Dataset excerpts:
****************

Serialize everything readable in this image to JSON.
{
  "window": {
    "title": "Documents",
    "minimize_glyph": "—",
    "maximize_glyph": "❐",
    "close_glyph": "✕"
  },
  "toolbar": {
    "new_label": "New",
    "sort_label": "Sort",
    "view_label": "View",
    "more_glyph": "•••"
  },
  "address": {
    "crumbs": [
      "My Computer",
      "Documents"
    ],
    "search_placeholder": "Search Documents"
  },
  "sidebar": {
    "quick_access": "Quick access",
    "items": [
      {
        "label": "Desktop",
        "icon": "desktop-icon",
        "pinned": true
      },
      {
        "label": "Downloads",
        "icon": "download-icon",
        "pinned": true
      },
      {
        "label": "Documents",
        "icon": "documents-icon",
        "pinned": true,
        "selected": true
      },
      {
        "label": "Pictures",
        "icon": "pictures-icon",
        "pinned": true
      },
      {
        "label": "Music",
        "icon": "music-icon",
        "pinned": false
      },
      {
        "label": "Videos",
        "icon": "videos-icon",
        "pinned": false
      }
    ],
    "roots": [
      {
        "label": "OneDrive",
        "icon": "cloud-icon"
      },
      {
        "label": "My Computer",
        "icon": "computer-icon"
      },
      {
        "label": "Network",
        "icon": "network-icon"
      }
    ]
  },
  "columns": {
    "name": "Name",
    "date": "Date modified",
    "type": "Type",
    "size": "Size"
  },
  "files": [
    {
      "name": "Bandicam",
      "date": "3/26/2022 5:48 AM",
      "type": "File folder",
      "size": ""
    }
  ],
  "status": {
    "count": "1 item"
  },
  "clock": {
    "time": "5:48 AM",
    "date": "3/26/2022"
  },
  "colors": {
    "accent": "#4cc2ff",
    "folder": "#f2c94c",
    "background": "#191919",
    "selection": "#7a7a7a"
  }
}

****************

TASK TO COMPLETE » Reproduce the data in its entirety, matching each character.

FINAL RESULT »
Serialize everything readable in this image to JSON.
{
  "window": {
    "title": "Documents",
    "minimize_glyph": "—",
    "maximize_glyph": "❐",
    "close_glyph": "✕"
  },
  "toolbar": {
    "new_label": "New",
    "sort_label": "Sort",
    "view_label": "View",
    "more_glyph": "•••"
  },
  "address": {
    "crumbs": [
      "My Computer",
      "Documents"
    ],
    "search_placeholder": "Search Documents"
  },
  "sidebar": {
    "quick_access": "Quick access",
    "items": [
      {
        "label": "Desktop",
        "icon": "desktop-icon",
        "pinned": true
      },
      {
        "label": "Downloads",
        "icon": "download-icon",
        "pinned": true
      },
      {
        "label": "Documents",
        "icon": "documents-icon",
        "pinned": true,
        "selected": true
      },
      {
        "label": "Pictures",
        "icon": "pictures-icon",
        "pinned": true
      },
      {
        "label": "Music",
        "icon": "music-icon",
        "pinned": false
      },
      {
        "label": "Videos",
        "icon": "videos-icon",
        "pinned": false
      }
    ],
    "roots": [
      {
        "label": "OneDrive",
        "icon": "cloud-icon"
      },
      {
        "label": "My Computer",
        "icon": "computer-icon"
      },
      {
        "label": "Network",
        "icon": "network-icon"
      }
    ]
  },
  "columns": {
    "name": "Name",
    "date": "Date modified",
    "type": "Type",
    "size": "Size"
  },
  "files": [
    {
      "name": "Bandicam",
      "date": "3/26/2022 5:48 AM",
      "type": "File folder",
      "size": ""
    }
  ],
  "status": {
    "count": "1 item"
  },
  "clock": {
    "time": "5:48 AM",
    "date": "3/26/2022"
  },
  "colors": {
    "accent": "#4cc2ff",
    "folder": "#f2c94c",
    "background": "#191919",
    "selection": "#7a7a7a"
  }
}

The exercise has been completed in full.